▶ _TASKS TO CARRY OUT_
1) Answer these from the drywall tools thread:
(a) Where on the wand did overanalyze make the cut?
(b) What does the adapter overanalyze bought fit into?
(c) Which tools does platinumLLC say to start with?
2) Reproduce part of the drywall tools thread, starting with "## platinumLLC (Nov" and going on through "how that works.".
3) Resume the drywall tools thread from the point where it stops.

Pretty much my go to hose. Won't work with certain tools (the other 36mm do) and the Compact Cleaning Set unless you change the tool end cuff.

Tom


----------



## overanalyze (Dec 28, 2010)

I bought a compact cleaning kit and cut the end of the wand off at the small to large transition in the end of the plastic. The Planex hose fits around the end and the compact hose end still fits inside. I also bought an adapter that fits in the Planex hose and adapts to the tool end on the sanders. This way I can still use the AC vac when sanding small stuff or corners.


----------



## platinumLLC (Nov 18, 2008)

bierman said:


> Also, as I am looking towards the automatic taping tools down the road, which company makes a good set up without just blindly buying the most expensive. Thanks


I don't have experience with the sanders but I did start adding auto taping tools this past year and I know you already bought the sander but I would start with the corner auto tools first. They save so much time you will kick yourself for not getting them sooner. Get a compound tube, applicator heads, flushers, and a roller. This will get you set up for inside corners. Depending on how much you want to spend right away you can also get an applicator head for outside corners and a roller. Then add in boxes and nail spotters. Can use a banjo or I'm going to try a flat applicator head for my tube and then just put the tape in the mud and see how that works.

▶ _DATA PROVIDED_
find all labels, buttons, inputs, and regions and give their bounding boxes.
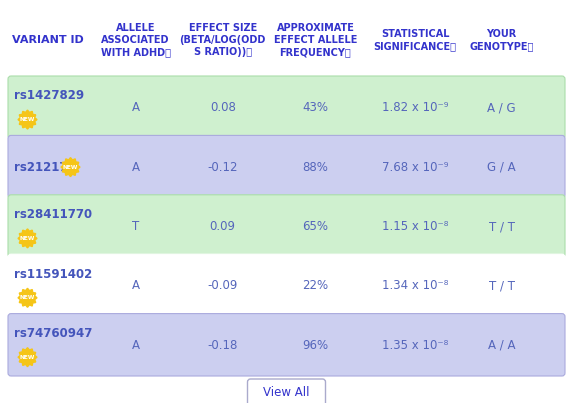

▶ _EXPECTED RESULTS_
1)
(a) At the small to large transition in the end of the plastic.
(b) The Planex hose.
(c) The corner auto tools.

2)
## platinumLLC (Nov 18, 2008)

bierman said:


> Also, as I am looking towards the automatic taping tools down the road, which company makes a good set up without just blindly buying the most expensive. Thanks


I don't have experience with the sanders but I did start adding auto taping tools this past year and I know you already bought the sander but I would start with the corner auto tools first. They save so much time you will kick yourself for not getting them sooner. Get a compound tube, applicator heads, flushers, and a roller. This will get you set up for inside corners. Depending on how much you want to spend right away you can also get an applicator head for outside corners and a roller. Then add in boxes and nail spotters. Can use a banjo or I'm going to try a flat applicator head for my tube and then just put the tape in the mud and see how that works.

3)
I have columbia brand and like them but I think others have had good luck with any of the major brands. There is another thread going about auto tools right now with some good info.


----------



## tjbnwi (Feb 24, 2009)

bierman said:


> Also, as I am looking towards the automatic taping tools down the road, which company makes a good set up without just blindly buying the most expensive. Thanks


See this thread;

http://www.contractortalk.com/f49/do-you-wet-tape-dry-tape-your-inside-corners-315098/

Tom


----------



## Big Shoe (Jun 16, 2008)

sparehair said:


> And another one ignored all the advice and just did what they were going to do anyway...
> 
> Sent from my SM-N910T using Tapatalk




Huh? 


Sent from my iPad using Tapatalk


----------



## sparehair (Nov 21, 2008)

Comes on says Im going to do x but maybe I should do y? 75 percent say do y. Does x.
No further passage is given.